--- DATA ENTRIES ---
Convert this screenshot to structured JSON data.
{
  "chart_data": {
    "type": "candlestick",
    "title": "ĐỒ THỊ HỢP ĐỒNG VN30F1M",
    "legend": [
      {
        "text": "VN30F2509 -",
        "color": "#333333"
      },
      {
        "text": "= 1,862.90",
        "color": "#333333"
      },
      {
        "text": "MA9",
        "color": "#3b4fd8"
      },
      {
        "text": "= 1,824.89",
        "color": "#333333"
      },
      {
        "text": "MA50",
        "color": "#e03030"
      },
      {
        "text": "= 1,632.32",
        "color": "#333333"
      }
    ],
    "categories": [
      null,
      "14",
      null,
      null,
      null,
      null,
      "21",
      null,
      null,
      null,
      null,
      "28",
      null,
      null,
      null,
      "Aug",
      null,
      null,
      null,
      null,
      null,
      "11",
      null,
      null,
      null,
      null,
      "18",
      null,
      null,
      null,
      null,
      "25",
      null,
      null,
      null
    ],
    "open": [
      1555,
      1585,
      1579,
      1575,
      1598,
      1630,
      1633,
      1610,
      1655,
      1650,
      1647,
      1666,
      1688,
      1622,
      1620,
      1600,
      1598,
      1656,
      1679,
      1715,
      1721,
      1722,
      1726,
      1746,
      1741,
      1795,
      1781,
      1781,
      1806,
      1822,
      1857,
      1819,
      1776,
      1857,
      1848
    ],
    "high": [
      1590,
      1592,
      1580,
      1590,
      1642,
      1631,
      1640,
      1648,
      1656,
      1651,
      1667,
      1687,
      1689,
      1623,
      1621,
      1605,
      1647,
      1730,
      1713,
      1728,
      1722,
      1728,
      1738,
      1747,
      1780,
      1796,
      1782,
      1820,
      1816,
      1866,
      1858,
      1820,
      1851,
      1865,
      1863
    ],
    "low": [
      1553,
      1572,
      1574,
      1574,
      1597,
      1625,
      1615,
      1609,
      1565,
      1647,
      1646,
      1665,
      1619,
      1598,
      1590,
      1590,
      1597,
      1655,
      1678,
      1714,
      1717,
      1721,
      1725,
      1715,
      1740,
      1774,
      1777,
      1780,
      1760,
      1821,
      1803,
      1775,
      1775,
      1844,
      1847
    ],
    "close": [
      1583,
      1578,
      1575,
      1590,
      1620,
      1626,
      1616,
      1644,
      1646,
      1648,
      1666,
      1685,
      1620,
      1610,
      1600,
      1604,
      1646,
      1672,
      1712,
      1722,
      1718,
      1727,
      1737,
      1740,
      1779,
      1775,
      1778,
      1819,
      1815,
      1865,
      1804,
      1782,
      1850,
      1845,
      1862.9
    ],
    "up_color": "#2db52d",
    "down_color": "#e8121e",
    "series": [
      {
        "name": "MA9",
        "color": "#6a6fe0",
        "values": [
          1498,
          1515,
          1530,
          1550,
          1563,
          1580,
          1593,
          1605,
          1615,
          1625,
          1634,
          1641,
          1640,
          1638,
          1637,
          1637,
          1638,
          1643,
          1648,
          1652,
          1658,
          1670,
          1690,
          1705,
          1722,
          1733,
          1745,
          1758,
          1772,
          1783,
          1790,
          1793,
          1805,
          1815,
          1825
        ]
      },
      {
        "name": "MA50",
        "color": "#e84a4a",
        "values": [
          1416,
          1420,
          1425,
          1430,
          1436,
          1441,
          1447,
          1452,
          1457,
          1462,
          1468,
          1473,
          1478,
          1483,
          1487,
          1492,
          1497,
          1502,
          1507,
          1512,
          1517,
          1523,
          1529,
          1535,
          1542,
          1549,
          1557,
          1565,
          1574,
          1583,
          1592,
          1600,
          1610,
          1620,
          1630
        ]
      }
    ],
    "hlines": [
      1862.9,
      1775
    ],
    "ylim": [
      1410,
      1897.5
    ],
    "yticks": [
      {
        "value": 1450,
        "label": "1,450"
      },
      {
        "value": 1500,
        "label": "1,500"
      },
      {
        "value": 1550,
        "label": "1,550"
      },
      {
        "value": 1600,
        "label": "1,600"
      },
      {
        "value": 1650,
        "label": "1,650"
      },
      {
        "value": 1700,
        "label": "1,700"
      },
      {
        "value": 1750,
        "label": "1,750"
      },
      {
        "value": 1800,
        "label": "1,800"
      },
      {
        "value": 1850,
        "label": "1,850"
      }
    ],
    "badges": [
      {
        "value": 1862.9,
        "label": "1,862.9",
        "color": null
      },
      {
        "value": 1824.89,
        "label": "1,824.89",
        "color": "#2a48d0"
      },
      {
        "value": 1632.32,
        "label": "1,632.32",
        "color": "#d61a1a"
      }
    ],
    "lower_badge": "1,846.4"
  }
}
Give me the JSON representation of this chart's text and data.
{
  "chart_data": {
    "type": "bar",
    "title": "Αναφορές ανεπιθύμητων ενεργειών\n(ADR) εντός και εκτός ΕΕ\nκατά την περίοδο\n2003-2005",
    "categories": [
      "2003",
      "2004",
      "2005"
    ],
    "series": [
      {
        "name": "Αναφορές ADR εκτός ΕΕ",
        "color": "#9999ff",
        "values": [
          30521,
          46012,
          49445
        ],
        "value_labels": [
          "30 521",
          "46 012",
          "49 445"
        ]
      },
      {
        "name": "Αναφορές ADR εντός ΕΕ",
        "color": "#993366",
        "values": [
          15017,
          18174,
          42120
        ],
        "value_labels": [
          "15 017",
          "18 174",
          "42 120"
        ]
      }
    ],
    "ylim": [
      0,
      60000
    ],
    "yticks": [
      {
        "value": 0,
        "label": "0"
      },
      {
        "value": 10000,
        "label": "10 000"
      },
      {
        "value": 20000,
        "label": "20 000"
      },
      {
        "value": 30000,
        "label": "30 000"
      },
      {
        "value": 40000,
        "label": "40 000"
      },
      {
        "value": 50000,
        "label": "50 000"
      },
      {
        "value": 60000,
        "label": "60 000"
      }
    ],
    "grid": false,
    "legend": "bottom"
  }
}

--- DIRECTIVE ---
Without changing a word, restate the whole listing.

--- RESULT FOR THIS EXERCISE ---
Convert this screenshot to structured JSON data.
{
  "chart_data": {
    "type": "candlestick",
    "title": "ĐỒ THỊ HỢP ĐỒNG VN30F1M",
    "legend": [
      {
        "text": "VN30F2509 -",
        "color": "#333333"
      },
      {
        "text": "= 1,862.90",
        "color": "#333333"
      },
      {
        "text": "MA9",
        "color": "#3b4fd8"
      },
      {
        "text": "= 1,824.89",
        "color": "#333333"
      },
      {
        "text": "MA50",
        "color": "#e03030"
      },
      {
        "text": "= 1,632.32",
        "color": "#333333"
      }
    ],
    "categories": [
      null,
      "14",
      null,
      null,
      null,
      null,
      "21",
      null,
      null,
      null,
      null,
      "28",
      null,
      null,
      null,
      "Aug",
      null,
      null,
      null,
      null,
      null,
      "11",
      null,
      null,
      null,
      null,
      "18",
      null,
      null,
      null,
      null,
      "25",
      null,
      null,
      null
    ],
    "open": [
      1555,
      1585,
      1579,
      1575,
      1598,
      1630,
      1633,
      1610,
      1655,
      1650,
      1647,
      1666,
      1688,
      1622,
      1620,
      1600,
      1598,
      1656,
      1679,
      1715,
      1721,
      1722,
      1726,
      1746,
      1741,
      1795,
      1781,
      1781,
      1806,
      1822,
      1857,
      1819,
      1776,
      1857,
      1848
    ],
    "high": [
      1590,
      1592,
      1580,
      1590,
      1642,
      1631,
      1640,
      1648,
      1656,
      1651,
      1667,
      1687,
      1689,
      1623,
      1621,
      1605,
      1647,
      1730,
      1713,
      1728,
      1722,
      1728,
      1738,
      1747,
      1780,
      1796,
      1782,
      1820,
      1816,
      1866,
      1858,
      1820,
      1851,
      1865,
      1863
    ],
    "low": [
      1553,
      1572,
      1574,
      1574,
      1597,
      1625,
      1615,
      1609,
      1565,
      1647,
      1646,
      1665,
      1619,
      1598,
      1590,
      1590,
      1597,
      1655,
      1678,
      1714,
      1717,
      1721,
      1725,
      1715,
      1740,
      1774,
      1777,
      1780,
      1760,
      1821,
      1803,
      1775,
      1775,
      1844,
      1847
    ],
    "close": [
      1583,
      1578,
      1575,
      1590,
      1620,
      1626,
      1616,
      1644,
      1646,
      1648,
      1666,
      1685,
      1620,
      1610,
      1600,
      1604,
      1646,
      1672,
      1712,
      1722,
      1718,
      1727,
      1737,
      1740,
      1779,
      1775,
      1778,
      1819,
      1815,
      1865,
      1804,
      1782,
      1850,
      1845,
      1862.9
    ],
    "up_color": "#2db52d",
    "down_color": "#e8121e",
    "series": [
      {
        "name": "MA9",
        "color": "#6a6fe0",
        "values": [
          1498,
          1515,
          1530,
          1550,
          1563,
          1580,
          1593,
          1605,
          1615,
          1625,
          1634,
          1641,
          1640,
          1638,
          1637,
          1637,
          1638,
          1643,
          1648,
          1652,
          1658,
          1670,
          1690,
          1705,
          1722,
          1733,
          1745,
          1758,
          1772,
          1783,
          1790,
          1793,
          1805,
          1815,
          1825
        ]
      },
      {
        "name": "MA50",
        "color": "#e84a4a",
        "values": [
          1416,
          1420,
          1425,
          1430,
          1436,
          1441,
          1447,
          1452,
          1457,
          1462,
          1468,
          1473,
          1478,
          1483,
          1487,
          1492,
          1497,
          1502,
          1507,
          1512,
          1517,
          1523,
          1529,
          1535,
          1542,
          1549,
          1557,
          1565,
          1574,
          1583,
          1592,
          1600,
          1610,
          1620,
          1630
        ]
      }
    ],
    "hlines": [
      1862.9,
      1775
    ],
    "ylim": [
      1410,
      1897.5
    ],
    "yticks": [
      {
        "value": 1450,
        "label": "1,450"
      },
      {
        "value": 1500,
        "label": "1,500"
      },
      {
        "value": 1550,
        "label": "1,550"
      },
      {
        "value": 1600,
        "label": "1,600"
      },
      {
        "value": 1650,
        "label": "1,650"
      },
      {
        "value": 1700,
        "label": "1,700"
      },
      {
        "value": 1750,
        "label": "1,750"
      },
      {
        "value": 1800,
        "label": "1,800"
      },
      {
        "value": 1850,
        "label": "1,850"
      }
    ],
    "badges": [
      {
        "value": 1862.9,
        "label": "1,862.9",
        "color": null
      },
      {
        "value": 1824.89,
        "label": "1,824.89",
        "color": "#2a48d0"
      },
      {
        "value": 1632.32,
        "label": "1,632.32",
        "color": "#d61a1a"
      }
    ],
    "lower_badge": "1,846.4"
  }
}
Give me the JSON representation of this chart's text and data.
{
  "chart_data": {
    "type": "bar",
    "title": "Αναφορές ανεπιθύμητων ενεργειών\n(ADR) εντός και εκτός ΕΕ\nκατά την περίοδο\n2003-2005",
    "categories": [
      "2003",
      "2004",
      "2005"
    ],
    "series": [
      {
        "name": "Αναφορές ADR εκτός ΕΕ",
        "color": "#9999ff",
        "values": [
          30521,
          46012,
          49445
        ],
        "value_labels": [
          "30 521",
          "46 012",
          "49 445"
        ]
      },
      {
        "name": "Αναφορές ADR εντός ΕΕ",
        "color": "#993366",
        "values": [
          15017,
          18174,
          42120
        ],
        "value_labels": [
          "15 017",
          "18 174",
          "42 120"
        ]
      }
    ],
    "ylim": [
      0,
      60000
    ],
    "yticks": [
      {
        "value": 0,
        "label": "0"
      },
      {
        "value": 10000,
        "label": "10 000"
      },
      {
        "value": 20000,
        "label": "20 000"
      },
      {
        "value": 30000,
        "label": "30 000"
      },
      {
        "value": 40000,
        "label": "40 000"
      },
      {
        "value": 50000,
        "label": "50 000"
      },
      {
        "value": 60000,
        "label": "60 000"
      }
    ],
    "grid": false,
    "legend": "bottom"
  }
}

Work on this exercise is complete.